* Exercise aim: Select, from the material below, each line with "JSON" in it.

-- BEGIN Records --

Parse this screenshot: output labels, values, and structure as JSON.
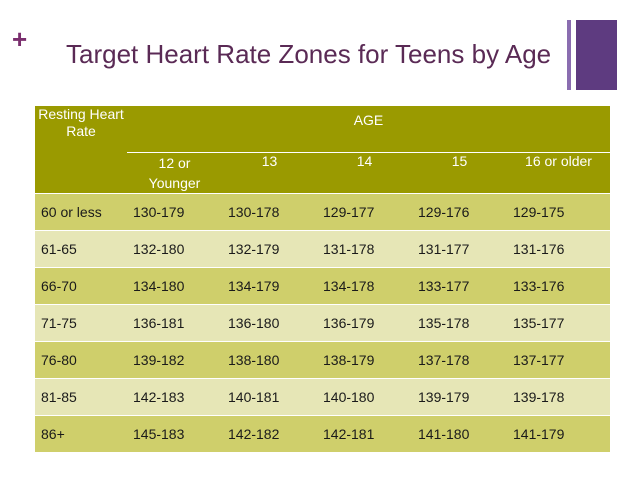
{
  "slide": {
    "title": "Target Heart Rate Zones for Teens by Age"
  },
  "table": {
    "corner_header": "Resting Heart Rate",
    "group_header": "AGE",
    "age_columns": [
      "12 or Younger",
      "13",
      "14",
      "15",
      "16 or older"
    ],
    "rows": [
      {
        "resting": "60 or less",
        "values": [
          "130-179",
          "130-178",
          "129-177",
          "129-176",
          "129-175"
        ]
      },
      {
        "resting": "61-65",
        "values": [
          "132-180",
          "132-179",
          "131-178",
          "131-177",
          "131-176"
        ]
      },
      {
        "resting": "66-70",
        "values": [
          "134-180",
          "134-179",
          "134-178",
          "133-177",
          "133-176"
        ]
      },
      {
        "resting": "71-75",
        "values": [
          "136-181",
          "136-180",
          "136-179",
          "135-178",
          "135-177"
        ]
      },
      {
        "resting": "76-80",
        "values": [
          "139-182",
          "138-180",
          "138-179",
          "137-178",
          "137-177"
        ]
      },
      {
        "resting": "81-85",
        "values": [
          "142-183",
          "140-181",
          "140-180",
          "139-179",
          "139-178"
        ]
      },
      {
        "resting": "86+",
        "values": [
          "145-183",
          "142-182",
          "142-181",
          "141-180",
          "141-179"
        ]
      }
    ]
  },
  "colors": {
    "header_bg": "#9a9a00",
    "row_dark": "#cfcf6b",
    "row_light": "#e6e6b6",
    "title": "#5a2a55",
    "accent": "#5e3b80"
  },
  "icons": {
    "plus": "plus-icon"
  }
}
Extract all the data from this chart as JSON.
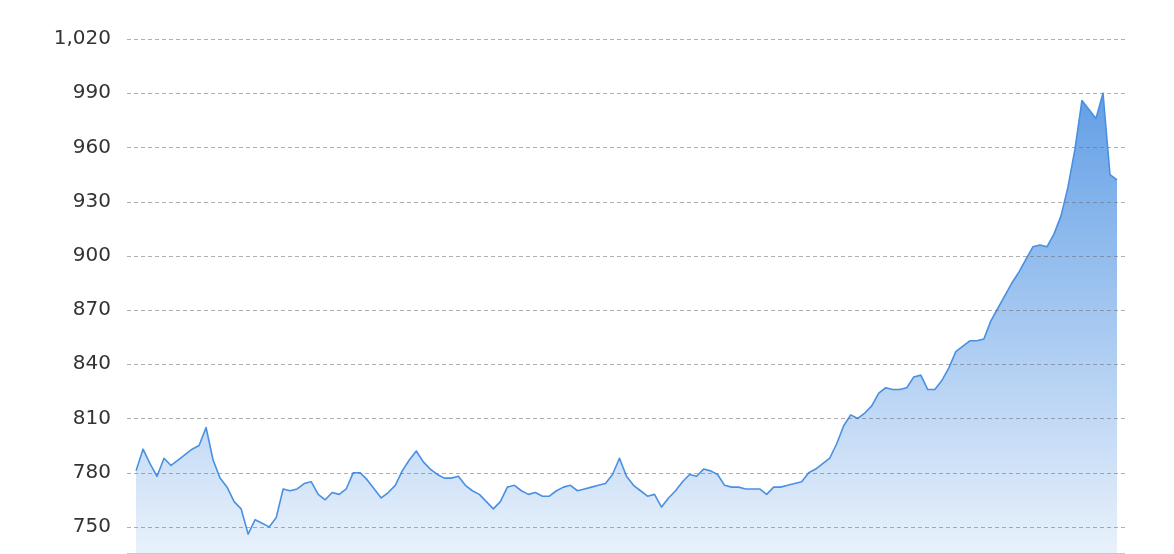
{
  "chart_data": {
    "type": "area",
    "categories": [
      null,
      null,
      null,
      null,
      null,
      null,
      null,
      null,
      null,
      null,
      null,
      null,
      null,
      null,
      null,
      null,
      null,
      null,
      null,
      null,
      null,
      null,
      null,
      null,
      null,
      null,
      null,
      null,
      null,
      null,
      null,
      null,
      null,
      null,
      null,
      null,
      null,
      null,
      null,
      null,
      null,
      null,
      null,
      null,
      null,
      null,
      null,
      null,
      null,
      null,
      null,
      null,
      null,
      null,
      null,
      null,
      null,
      null,
      null,
      null,
      null,
      null,
      null,
      null,
      null,
      null,
      null,
      null,
      null,
      null,
      null,
      null,
      null,
      null,
      null,
      null,
      null,
      null,
      null,
      null,
      null,
      null,
      null,
      null,
      null,
      null,
      null,
      null,
      null,
      null,
      null,
      null,
      null,
      null,
      null,
      null,
      null,
      null,
      null,
      null,
      null,
      null,
      null,
      null,
      null,
      null,
      null,
      null,
      null,
      null,
      null,
      null,
      null,
      null,
      null,
      null,
      null,
      null,
      null,
      null,
      null,
      null,
      null,
      null,
      null,
      null,
      null,
      null,
      null,
      null,
      null,
      null,
      null,
      null,
      null,
      null,
      null,
      null,
      null,
      null,
      null
    ],
    "values": [
      781,
      793,
      785,
      778,
      788,
      784,
      787,
      790,
      793,
      795,
      805,
      787,
      777,
      772,
      764,
      760,
      746,
      754,
      752,
      750,
      755,
      771,
      770,
      771,
      774,
      775,
      768,
      765,
      769,
      768,
      771,
      780,
      780,
      776,
      771,
      766,
      769,
      773,
      781,
      787,
      792,
      786,
      782,
      779,
      777,
      777,
      778,
      773,
      770,
      768,
      764,
      760,
      764,
      772,
      773,
      770,
      768,
      769,
      767,
      767,
      770,
      772,
      773,
      770,
      771,
      772,
      773,
      774,
      779,
      788,
      778,
      773,
      770,
      767,
      768,
      761,
      766,
      770,
      775,
      779,
      778,
      782,
      781,
      779,
      773,
      772,
      772,
      771,
      771,
      771,
      768,
      772,
      772,
      773,
      774,
      775,
      780,
      782,
      785,
      788,
      796,
      806,
      812,
      810,
      813,
      817,
      824,
      827,
      826,
      826,
      827,
      833,
      834,
      826,
      826,
      831,
      838,
      847,
      850,
      853,
      853,
      854,
      864,
      871,
      878,
      885,
      891,
      898,
      905,
      906,
      905,
      912,
      922,
      938,
      959,
      986,
      981,
      976,
      990,
      945,
      942
    ],
    "color": "#4a90e2",
    "ylim": [
      735,
      1020
    ],
    "yticks": [
      750,
      780,
      810,
      840,
      870,
      900,
      930,
      960,
      990,
      {
        "value": 1020,
        "label": "1,020"
      }
    ],
    "grid": "y",
    "legend": false
  }
}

-- END Records --

* Response:
Parse this screenshot: output labels, values, and structure as JSON.
Extract all the data from this chart as JSON.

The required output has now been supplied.